[Exercise brief]
Without the pictures, output the records below word for word.

[Excerpted data]

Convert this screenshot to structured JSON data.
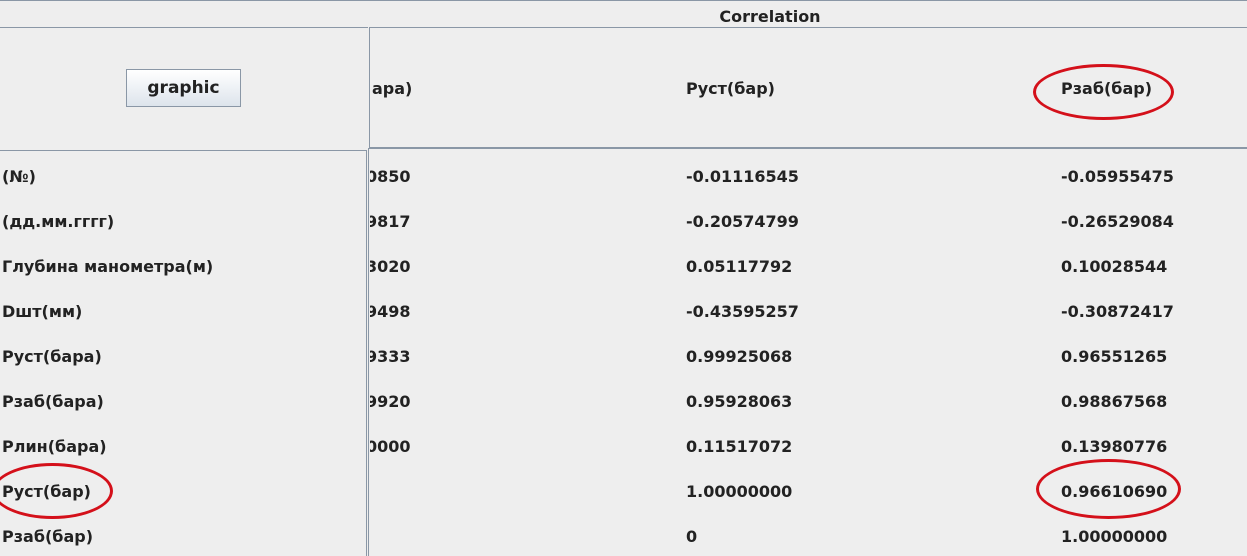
{
  "title": "Correlation",
  "graphic_button": "graphic",
  "column_headers": [
    "ара)",
    "Руст(бар)",
    "Рзаб(бар)"
  ],
  "row_labels": [
    "(№)",
    "(дд.мм.гггг)",
    "Глубина манометра(м)",
    "Dшт(мм)",
    "Руст(бара)",
    "Рзаб(бара)",
    "Рлин(бара)",
    "Руст(бар)",
    "Рзаб(бар)"
  ],
  "rows": [
    {
      "c1": "0850",
      "c2": "-0.01116545",
      "c3": "-0.05955475"
    },
    {
      "c1": "9817",
      "c2": "-0.20574799",
      "c3": "-0.26529084"
    },
    {
      "c1": "3020",
      "c2": "0.05117792",
      "c3": "0.10028544"
    },
    {
      "c1": "9498",
      "c2": "-0.43595257",
      "c3": "-0.30872417"
    },
    {
      "c1": "9333",
      "c2": "0.99925068",
      "c3": "0.96551265"
    },
    {
      "c1": "9920",
      "c2": "0.95928063",
      "c3": "0.98867568"
    },
    {
      "c1": "0000",
      "c2": "0.11517072",
      "c3": "0.13980776"
    },
    {
      "c1": "",
      "c2": "1.00000000",
      "c3": "0.96610690"
    },
    {
      "c1": "",
      "c2": "0",
      "c3": "1.00000000"
    }
  ],
  "annotation_color": "#d4101a"
}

[Solved exercise]
Convert this screenshot to structured JSON data.
{
  "title": "Correlation",
  "graphic_button": "graphic",
  "column_headers": [
    "ара)",
    "Руст(бар)",
    "Рзаб(бар)"
  ],
  "row_labels": [
    "(№)",
    "(дд.мм.гггг)",
    "Глубина манометра(м)",
    "Dшт(мм)",
    "Руст(бара)",
    "Рзаб(бара)",
    "Рлин(бара)",
    "Руст(бар)",
    "Рзаб(бар)"
  ],
  "rows": [
    {
      "c1": "0850",
      "c2": "-0.01116545",
      "c3": "-0.05955475"
    },
    {
      "c1": "9817",
      "c2": "-0.20574799",
      "c3": "-0.26529084"
    },
    {
      "c1": "3020",
      "c2": "0.05117792",
      "c3": "0.10028544"
    },
    {
      "c1": "9498",
      "c2": "-0.43595257",
      "c3": "-0.30872417"
    },
    {
      "c1": "9333",
      "c2": "0.99925068",
      "c3": "0.96551265"
    },
    {
      "c1": "9920",
      "c2": "0.95928063",
      "c3": "0.98867568"
    },
    {
      "c1": "0000",
      "c2": "0.11517072",
      "c3": "0.13980776"
    },
    {
      "c1": "",
      "c2": "1.00000000",
      "c3": "0.96610690"
    },
    {
      "c1": "",
      "c2": "0",
      "c3": "1.00000000"
    }
  ],
  "annotation_color": "#d4101a"
}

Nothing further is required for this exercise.